Recorded data:
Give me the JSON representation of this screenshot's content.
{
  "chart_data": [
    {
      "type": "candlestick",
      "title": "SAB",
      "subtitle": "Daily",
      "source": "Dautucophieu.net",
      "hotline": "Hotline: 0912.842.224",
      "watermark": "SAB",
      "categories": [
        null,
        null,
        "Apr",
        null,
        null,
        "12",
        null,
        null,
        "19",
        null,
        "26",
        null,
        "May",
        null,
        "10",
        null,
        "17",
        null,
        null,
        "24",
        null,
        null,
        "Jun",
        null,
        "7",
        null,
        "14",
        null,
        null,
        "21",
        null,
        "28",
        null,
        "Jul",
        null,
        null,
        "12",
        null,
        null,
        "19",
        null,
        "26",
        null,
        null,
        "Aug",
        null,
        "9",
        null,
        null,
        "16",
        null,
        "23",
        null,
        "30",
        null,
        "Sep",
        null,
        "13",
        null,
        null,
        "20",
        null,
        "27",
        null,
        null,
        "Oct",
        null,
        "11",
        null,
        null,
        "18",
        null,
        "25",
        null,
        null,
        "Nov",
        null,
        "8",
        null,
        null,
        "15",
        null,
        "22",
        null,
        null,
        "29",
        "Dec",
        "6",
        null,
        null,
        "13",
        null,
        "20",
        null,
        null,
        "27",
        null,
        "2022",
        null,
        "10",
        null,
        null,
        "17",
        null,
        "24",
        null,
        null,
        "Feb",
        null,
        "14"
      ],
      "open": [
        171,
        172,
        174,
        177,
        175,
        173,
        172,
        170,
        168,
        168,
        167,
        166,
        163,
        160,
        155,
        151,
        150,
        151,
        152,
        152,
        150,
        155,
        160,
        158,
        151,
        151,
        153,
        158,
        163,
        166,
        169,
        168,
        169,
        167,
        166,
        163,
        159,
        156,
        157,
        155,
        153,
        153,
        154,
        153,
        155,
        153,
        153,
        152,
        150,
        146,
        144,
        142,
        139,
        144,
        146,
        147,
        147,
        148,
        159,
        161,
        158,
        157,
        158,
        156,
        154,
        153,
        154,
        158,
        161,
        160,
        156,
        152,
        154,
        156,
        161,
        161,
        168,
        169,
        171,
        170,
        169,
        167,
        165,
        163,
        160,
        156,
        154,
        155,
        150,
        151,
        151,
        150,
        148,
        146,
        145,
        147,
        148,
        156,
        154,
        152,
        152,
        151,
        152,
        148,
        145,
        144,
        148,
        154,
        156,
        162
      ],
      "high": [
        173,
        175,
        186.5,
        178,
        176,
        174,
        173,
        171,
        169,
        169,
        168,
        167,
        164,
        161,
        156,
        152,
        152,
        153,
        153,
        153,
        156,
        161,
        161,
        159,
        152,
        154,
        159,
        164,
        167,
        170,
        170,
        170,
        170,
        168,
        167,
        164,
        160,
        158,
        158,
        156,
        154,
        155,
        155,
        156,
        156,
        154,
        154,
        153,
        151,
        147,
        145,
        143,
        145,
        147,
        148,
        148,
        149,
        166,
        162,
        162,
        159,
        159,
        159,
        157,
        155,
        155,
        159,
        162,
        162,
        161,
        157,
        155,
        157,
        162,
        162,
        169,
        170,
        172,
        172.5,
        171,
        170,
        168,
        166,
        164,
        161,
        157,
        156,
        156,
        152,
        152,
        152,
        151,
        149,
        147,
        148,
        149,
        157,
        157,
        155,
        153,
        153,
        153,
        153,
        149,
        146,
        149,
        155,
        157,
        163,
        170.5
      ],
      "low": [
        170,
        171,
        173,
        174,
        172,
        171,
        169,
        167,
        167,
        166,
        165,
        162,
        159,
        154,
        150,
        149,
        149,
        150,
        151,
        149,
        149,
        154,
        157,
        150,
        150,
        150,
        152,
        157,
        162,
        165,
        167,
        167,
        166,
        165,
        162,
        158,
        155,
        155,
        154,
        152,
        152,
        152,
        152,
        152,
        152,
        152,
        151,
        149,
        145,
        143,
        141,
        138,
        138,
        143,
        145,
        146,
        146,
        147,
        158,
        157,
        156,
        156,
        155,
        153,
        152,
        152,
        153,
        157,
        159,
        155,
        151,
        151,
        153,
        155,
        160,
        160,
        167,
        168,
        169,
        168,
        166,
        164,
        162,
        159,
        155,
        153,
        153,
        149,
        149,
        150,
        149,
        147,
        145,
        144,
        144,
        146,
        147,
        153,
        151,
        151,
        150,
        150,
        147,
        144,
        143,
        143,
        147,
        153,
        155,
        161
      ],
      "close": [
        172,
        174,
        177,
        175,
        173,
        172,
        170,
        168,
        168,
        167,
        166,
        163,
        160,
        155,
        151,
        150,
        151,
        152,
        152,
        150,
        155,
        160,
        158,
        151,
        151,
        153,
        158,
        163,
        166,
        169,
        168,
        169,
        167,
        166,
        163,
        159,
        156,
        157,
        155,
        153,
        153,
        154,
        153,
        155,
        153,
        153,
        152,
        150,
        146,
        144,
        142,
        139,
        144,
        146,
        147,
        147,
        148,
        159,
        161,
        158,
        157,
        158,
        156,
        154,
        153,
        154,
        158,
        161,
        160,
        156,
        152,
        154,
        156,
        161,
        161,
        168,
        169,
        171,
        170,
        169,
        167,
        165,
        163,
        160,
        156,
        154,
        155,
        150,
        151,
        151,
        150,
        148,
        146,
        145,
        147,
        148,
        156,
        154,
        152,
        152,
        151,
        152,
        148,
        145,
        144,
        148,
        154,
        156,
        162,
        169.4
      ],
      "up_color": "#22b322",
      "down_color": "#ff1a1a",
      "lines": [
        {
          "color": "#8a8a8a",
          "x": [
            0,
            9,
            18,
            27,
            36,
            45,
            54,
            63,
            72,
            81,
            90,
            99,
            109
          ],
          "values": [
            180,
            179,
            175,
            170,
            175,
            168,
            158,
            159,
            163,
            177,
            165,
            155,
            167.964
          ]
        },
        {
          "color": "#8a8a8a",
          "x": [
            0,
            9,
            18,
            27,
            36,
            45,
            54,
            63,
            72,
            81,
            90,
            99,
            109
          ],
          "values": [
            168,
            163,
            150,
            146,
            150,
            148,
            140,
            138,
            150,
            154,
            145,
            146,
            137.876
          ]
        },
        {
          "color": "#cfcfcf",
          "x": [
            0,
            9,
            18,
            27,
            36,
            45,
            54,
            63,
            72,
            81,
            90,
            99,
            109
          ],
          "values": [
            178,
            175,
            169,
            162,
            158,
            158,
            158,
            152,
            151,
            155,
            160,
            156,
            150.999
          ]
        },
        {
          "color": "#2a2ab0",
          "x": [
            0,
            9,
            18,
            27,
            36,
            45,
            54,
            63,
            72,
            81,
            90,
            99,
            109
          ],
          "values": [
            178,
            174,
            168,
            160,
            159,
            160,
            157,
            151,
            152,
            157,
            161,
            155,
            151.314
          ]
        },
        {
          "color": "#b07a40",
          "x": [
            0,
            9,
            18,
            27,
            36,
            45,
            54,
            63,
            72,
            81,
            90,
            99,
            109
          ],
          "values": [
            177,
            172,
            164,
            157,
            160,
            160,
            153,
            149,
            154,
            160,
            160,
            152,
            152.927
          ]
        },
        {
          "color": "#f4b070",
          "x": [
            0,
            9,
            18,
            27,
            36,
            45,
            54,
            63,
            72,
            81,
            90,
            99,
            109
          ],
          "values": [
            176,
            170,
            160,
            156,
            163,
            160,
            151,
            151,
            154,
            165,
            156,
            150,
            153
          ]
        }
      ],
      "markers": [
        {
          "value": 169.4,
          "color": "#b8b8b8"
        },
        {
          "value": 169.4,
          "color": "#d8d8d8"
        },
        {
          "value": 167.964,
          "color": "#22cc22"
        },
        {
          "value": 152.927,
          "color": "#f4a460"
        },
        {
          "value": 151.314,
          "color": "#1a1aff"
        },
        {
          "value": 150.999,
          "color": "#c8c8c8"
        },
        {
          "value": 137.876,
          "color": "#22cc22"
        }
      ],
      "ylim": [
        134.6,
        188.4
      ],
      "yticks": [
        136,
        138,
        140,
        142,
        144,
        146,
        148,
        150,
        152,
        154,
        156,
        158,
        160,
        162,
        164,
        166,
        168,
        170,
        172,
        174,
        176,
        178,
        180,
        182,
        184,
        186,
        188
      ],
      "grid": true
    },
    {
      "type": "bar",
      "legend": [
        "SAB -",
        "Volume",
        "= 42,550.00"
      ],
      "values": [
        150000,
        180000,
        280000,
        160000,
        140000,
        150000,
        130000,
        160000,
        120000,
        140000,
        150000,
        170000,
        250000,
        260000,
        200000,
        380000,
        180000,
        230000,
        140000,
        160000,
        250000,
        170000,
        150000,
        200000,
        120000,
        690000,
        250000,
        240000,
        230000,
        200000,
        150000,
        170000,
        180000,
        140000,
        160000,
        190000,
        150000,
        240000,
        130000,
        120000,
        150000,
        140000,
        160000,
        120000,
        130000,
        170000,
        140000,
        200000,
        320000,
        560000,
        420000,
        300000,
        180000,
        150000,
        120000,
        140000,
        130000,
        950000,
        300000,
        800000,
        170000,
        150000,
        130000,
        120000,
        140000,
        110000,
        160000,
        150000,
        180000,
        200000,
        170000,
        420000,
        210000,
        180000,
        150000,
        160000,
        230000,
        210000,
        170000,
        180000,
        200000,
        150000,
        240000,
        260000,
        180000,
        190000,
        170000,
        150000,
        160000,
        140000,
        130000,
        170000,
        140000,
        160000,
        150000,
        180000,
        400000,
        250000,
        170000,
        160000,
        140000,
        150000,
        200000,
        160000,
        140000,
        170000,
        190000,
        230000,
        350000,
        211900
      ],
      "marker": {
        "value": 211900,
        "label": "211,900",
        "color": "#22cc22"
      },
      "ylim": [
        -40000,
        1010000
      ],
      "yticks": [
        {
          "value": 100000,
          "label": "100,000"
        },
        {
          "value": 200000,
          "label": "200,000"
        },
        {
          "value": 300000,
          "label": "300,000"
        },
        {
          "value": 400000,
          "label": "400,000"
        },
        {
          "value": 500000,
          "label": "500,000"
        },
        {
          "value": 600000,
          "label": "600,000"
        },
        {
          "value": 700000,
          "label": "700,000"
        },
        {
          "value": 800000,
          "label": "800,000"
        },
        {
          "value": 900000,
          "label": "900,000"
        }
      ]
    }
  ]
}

(Exercise description): Only lines with the word "label" are wanted, so copy each one from the records.

(Expected answer):
        "label": "211,900",
          "label": "100,000"
          "label": "200,000"
          "label": "300,000"
          "label": "400,000"
          "label": "500,000"
          "label": "600,000"
          "label": "700,000"
          "label": "800,000"
          "label": "900,000"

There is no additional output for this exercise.